**TASK INSTRUCTIONS**: Return each line of the listing in which the word "subtype" appears.

**DATASET EXCERPTS**:
**********

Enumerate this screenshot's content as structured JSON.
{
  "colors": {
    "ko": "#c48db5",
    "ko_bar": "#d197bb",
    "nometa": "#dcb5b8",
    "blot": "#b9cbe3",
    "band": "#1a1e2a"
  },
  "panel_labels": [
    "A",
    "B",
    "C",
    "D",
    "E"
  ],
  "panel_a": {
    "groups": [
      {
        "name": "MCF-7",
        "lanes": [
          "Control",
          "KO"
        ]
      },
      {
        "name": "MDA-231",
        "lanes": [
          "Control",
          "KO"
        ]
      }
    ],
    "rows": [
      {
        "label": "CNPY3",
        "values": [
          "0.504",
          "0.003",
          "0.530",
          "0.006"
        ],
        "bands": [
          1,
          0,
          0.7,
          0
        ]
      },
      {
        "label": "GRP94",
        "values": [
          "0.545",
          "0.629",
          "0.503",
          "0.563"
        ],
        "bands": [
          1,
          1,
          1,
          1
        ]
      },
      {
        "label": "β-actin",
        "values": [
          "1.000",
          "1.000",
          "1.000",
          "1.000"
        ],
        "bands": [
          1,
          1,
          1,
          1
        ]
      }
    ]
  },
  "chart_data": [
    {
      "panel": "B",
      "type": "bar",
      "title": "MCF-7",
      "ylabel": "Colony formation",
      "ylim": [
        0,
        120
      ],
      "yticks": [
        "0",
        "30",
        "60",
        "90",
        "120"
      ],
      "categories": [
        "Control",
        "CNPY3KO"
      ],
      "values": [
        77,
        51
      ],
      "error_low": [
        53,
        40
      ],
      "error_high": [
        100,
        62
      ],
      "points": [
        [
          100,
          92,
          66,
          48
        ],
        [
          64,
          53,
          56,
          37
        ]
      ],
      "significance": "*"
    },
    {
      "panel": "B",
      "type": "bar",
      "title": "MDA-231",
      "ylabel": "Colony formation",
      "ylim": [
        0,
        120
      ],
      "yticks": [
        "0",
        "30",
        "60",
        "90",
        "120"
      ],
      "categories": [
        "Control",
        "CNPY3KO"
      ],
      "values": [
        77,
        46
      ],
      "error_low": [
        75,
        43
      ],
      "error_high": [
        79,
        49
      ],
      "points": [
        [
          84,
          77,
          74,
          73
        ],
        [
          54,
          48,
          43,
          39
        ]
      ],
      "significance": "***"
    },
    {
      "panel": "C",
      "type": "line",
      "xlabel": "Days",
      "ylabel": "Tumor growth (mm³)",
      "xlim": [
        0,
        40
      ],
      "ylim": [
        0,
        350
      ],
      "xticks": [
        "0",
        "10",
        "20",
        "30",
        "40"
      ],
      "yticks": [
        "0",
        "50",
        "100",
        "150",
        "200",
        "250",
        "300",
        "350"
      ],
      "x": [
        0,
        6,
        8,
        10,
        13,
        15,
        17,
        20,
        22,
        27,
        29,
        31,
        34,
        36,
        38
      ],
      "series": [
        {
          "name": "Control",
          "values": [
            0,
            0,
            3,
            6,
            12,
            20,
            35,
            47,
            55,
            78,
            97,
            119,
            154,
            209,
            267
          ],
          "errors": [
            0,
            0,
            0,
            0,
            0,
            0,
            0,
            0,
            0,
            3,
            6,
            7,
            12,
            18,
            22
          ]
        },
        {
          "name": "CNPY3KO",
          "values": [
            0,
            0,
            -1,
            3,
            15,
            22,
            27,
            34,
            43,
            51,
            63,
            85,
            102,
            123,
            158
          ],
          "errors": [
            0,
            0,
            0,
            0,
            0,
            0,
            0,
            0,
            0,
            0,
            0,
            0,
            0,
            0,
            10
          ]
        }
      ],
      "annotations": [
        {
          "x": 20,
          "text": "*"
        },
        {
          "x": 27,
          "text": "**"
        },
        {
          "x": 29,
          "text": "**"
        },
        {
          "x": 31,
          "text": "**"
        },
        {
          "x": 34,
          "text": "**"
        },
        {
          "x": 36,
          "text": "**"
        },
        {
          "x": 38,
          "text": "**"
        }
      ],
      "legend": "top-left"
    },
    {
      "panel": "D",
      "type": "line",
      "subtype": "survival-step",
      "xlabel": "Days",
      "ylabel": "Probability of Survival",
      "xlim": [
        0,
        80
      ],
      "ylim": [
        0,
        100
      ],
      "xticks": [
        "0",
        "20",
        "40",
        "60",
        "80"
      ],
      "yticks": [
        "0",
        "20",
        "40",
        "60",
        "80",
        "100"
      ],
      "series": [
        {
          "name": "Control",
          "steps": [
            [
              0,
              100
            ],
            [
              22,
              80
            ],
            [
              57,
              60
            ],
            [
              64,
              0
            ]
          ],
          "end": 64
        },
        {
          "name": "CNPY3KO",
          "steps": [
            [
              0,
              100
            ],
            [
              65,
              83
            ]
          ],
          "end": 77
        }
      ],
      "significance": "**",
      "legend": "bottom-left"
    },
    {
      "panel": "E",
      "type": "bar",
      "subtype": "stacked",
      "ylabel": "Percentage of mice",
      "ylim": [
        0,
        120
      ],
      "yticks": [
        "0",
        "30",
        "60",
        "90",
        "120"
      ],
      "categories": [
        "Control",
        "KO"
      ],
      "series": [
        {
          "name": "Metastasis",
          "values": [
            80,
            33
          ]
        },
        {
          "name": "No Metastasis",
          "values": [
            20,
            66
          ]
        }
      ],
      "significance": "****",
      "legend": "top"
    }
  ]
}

**********

**RESULT OF THIS TASK**:
      "subtype": "survival-step",
      "subtype": "stacked",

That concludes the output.